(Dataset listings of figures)
>> START
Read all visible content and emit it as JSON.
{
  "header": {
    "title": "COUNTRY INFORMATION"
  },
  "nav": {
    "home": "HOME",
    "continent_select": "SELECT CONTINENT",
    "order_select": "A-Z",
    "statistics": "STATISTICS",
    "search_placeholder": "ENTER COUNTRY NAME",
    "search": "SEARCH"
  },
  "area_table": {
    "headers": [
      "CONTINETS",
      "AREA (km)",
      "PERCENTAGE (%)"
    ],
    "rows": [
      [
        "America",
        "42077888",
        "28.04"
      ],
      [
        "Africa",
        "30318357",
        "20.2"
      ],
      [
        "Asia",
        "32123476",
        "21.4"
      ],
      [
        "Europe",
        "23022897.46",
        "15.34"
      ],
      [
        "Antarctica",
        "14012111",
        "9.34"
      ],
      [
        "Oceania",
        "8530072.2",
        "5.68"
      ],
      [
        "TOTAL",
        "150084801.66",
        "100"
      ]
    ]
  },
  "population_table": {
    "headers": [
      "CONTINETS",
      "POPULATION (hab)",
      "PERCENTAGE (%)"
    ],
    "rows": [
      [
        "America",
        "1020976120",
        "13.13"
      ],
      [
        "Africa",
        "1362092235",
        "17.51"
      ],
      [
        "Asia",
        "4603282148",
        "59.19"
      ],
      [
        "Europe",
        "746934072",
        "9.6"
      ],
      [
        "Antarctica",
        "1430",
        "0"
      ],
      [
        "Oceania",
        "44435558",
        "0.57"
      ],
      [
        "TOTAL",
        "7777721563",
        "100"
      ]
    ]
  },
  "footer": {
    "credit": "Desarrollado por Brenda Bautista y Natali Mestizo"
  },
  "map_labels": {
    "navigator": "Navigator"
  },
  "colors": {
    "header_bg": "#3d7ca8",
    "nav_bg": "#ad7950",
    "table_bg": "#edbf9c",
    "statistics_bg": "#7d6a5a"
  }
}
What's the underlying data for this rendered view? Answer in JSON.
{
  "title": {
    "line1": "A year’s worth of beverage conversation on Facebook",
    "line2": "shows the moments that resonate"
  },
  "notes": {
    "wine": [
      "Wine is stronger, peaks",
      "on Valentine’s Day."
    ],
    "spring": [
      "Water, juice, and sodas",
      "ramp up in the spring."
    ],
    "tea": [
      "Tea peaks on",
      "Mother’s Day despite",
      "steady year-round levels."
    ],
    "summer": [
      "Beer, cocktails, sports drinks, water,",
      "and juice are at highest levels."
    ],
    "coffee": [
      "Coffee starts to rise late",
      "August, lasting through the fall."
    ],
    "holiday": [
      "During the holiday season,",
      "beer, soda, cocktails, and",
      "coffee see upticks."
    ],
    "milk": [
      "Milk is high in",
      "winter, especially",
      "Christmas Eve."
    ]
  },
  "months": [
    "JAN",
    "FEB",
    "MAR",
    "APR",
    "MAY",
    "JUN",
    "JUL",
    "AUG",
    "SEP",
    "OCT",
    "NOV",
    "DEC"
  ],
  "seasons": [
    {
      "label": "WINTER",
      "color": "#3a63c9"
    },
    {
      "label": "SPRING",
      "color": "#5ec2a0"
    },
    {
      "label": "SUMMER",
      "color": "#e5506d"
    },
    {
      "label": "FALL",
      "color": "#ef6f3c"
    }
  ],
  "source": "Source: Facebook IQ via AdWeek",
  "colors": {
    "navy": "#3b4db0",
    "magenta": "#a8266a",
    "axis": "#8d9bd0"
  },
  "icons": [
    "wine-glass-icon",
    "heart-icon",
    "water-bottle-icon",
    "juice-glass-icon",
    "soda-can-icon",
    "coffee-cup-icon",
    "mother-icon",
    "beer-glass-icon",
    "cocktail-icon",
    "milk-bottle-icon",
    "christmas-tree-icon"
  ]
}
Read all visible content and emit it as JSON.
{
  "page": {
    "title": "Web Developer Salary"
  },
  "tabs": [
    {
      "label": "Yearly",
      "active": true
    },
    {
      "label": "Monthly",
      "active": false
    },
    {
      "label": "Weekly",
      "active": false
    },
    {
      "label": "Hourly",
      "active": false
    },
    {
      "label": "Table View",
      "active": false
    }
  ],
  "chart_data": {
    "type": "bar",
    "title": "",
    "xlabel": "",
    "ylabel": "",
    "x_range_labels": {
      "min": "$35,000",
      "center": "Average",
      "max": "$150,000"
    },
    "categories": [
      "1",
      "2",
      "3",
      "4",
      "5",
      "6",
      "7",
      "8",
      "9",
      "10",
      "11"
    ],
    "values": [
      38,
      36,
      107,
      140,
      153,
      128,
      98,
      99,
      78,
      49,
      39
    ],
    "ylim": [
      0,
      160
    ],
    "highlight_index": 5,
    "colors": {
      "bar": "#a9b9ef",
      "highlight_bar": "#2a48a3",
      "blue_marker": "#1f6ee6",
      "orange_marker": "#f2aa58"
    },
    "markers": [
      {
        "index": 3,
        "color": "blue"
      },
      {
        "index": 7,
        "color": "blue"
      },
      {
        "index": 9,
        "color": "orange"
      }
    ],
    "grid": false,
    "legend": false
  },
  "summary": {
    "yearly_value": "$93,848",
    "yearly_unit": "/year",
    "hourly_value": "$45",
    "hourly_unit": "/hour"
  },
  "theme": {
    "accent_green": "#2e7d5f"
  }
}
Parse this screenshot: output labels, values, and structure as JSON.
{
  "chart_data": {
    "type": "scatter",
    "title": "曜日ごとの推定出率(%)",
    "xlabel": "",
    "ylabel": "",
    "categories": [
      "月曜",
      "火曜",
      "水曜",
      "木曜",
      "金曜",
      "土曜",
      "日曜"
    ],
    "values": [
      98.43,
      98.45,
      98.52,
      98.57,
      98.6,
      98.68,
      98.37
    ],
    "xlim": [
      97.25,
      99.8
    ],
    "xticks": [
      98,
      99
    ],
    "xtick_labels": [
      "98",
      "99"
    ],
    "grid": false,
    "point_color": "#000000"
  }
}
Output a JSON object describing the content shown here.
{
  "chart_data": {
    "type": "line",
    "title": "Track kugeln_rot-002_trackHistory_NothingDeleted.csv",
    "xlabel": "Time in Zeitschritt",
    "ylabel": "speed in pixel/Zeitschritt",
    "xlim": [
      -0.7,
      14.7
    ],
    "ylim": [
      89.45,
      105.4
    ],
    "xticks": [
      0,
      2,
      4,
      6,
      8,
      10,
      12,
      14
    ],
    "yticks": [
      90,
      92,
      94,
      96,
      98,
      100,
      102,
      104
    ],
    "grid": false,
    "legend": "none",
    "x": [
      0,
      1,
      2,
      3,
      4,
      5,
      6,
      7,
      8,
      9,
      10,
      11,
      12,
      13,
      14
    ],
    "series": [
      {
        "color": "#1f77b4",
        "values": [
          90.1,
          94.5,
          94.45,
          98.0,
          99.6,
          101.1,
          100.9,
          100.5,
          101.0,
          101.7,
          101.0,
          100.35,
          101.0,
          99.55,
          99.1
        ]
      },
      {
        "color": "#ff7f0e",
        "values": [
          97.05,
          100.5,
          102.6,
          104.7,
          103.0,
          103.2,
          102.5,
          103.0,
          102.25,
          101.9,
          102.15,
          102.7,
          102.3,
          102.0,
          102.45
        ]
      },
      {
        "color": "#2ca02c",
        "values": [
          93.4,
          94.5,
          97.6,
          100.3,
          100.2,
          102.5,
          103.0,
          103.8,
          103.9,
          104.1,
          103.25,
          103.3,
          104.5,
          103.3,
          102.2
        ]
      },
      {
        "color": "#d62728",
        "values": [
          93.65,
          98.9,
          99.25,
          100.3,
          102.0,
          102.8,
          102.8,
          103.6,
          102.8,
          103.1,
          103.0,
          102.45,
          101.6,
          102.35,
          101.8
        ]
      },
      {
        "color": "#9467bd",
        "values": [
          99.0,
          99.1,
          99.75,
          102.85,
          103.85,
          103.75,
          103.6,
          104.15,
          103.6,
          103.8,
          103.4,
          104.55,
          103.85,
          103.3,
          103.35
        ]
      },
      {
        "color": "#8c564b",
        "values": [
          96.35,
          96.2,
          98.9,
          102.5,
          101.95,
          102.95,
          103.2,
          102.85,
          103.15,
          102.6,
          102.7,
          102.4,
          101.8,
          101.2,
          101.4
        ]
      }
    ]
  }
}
>> END
=== Work instructions ===
Copy each line of the data that contains the word "glass".

=== The output ===
    "wine-glass-icon",
    "juice-glass-icon",
    "beer-glass-icon",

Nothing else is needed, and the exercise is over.